Data provided:

--------

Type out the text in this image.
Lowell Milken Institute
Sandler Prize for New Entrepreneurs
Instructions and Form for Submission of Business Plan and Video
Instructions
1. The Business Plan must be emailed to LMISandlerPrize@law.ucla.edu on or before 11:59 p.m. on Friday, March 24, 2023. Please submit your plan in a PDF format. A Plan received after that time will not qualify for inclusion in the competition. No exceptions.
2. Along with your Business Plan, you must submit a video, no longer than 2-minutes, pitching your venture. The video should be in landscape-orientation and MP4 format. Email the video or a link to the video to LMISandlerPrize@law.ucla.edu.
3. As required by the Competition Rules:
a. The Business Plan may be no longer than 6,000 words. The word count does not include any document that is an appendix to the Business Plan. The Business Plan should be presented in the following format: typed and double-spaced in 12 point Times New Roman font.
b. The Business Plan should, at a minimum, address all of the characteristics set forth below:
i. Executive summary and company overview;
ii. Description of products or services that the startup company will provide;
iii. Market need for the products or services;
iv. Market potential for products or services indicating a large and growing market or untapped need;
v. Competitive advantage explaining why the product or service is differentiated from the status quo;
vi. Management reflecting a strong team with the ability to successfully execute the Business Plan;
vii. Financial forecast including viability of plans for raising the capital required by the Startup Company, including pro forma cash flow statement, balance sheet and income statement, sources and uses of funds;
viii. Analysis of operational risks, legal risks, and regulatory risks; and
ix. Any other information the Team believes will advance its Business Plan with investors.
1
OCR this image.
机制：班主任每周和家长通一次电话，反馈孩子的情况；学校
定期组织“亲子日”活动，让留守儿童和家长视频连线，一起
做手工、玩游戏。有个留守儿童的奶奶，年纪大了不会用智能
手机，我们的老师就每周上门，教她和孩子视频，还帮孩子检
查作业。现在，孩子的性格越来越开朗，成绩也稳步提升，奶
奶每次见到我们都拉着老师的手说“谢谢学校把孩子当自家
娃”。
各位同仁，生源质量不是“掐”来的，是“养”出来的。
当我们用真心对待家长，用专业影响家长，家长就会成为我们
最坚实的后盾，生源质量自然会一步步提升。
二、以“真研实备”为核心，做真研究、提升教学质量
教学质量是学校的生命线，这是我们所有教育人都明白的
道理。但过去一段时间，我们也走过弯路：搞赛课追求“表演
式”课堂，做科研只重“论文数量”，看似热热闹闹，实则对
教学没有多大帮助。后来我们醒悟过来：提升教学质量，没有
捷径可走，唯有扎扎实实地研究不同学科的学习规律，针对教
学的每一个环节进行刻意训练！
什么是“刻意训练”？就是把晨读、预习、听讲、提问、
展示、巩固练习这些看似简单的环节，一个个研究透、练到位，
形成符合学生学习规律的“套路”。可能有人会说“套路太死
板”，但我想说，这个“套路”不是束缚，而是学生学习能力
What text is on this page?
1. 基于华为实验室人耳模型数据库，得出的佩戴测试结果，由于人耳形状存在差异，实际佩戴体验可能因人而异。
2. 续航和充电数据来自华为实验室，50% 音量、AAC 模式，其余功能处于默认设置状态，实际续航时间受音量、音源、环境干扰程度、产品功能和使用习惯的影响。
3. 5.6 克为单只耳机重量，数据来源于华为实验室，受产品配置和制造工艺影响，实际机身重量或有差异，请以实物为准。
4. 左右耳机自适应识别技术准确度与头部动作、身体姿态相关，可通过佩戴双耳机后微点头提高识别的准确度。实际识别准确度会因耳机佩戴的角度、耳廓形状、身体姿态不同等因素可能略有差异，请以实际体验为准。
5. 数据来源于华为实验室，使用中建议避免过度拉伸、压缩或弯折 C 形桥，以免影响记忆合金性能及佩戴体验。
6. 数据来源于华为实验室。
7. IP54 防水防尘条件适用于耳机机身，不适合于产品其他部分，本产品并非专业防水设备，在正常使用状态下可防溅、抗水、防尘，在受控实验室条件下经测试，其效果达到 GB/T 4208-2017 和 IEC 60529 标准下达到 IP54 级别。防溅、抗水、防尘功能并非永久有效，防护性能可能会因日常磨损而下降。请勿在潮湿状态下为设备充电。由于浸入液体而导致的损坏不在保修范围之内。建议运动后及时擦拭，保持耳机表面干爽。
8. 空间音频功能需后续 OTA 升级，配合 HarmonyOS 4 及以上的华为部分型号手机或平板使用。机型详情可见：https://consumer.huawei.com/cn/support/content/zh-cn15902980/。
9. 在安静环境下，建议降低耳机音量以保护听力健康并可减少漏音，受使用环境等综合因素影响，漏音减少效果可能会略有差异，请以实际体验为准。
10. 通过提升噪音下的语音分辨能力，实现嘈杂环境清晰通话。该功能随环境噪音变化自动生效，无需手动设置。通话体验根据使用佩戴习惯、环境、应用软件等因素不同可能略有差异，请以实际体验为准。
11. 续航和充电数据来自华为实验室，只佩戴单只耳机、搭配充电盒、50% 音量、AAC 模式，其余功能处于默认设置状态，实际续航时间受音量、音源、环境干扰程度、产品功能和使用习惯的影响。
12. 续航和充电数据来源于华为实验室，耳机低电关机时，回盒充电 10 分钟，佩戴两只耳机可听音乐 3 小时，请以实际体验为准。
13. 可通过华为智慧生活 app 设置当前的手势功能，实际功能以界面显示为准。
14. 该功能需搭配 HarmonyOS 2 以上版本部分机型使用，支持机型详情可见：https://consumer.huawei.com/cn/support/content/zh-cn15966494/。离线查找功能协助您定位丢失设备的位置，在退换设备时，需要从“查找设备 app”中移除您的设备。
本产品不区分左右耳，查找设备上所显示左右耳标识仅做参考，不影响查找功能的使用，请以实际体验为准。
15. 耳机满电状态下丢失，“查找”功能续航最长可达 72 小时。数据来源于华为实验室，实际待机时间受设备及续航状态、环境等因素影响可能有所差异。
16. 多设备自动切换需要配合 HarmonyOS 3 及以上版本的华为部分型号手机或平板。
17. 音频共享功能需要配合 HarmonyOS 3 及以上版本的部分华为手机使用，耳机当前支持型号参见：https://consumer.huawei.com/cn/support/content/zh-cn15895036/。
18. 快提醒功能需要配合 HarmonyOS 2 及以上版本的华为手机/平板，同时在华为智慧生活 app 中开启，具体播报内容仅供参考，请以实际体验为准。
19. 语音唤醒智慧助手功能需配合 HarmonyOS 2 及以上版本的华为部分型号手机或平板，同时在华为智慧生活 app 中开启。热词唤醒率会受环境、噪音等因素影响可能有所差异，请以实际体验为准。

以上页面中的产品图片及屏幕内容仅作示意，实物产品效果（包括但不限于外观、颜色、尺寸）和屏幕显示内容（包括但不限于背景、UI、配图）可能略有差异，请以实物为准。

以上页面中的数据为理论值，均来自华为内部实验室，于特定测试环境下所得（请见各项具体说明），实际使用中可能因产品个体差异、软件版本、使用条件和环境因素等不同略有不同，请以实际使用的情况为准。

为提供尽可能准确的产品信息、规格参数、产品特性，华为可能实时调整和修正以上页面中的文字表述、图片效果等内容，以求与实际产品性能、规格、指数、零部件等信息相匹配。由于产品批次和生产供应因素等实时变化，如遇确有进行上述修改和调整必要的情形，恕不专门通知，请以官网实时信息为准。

--------

Task to complete: Look through the records and gather each line with the word "https".

Exercise output:
8. 空间音频功能需后续 OTA 升级，配合 HarmonyOS 4 及以上的华为部分型号手机或平板使用。机型详情可见：https://consumer.huawei.com/cn/support/content/zh-cn15902980/。
14. 该功能需搭配 HarmonyOS 2 以上版本部分机型使用，支持机型详情可见：https://consumer.huawei.com/cn/support/content/zh-cn15966494/。离线查找功能协助您定位丢失设备的位置，在退换设备时，需要从“查找设备 app”中移除您的设备。
17. 音频共享功能需要配合 HarmonyOS 3 及以上版本的部分华为手机使用，耳机当前支持型号参见：https://consumer.huawei.com/cn/support/content/zh-cn15895036/。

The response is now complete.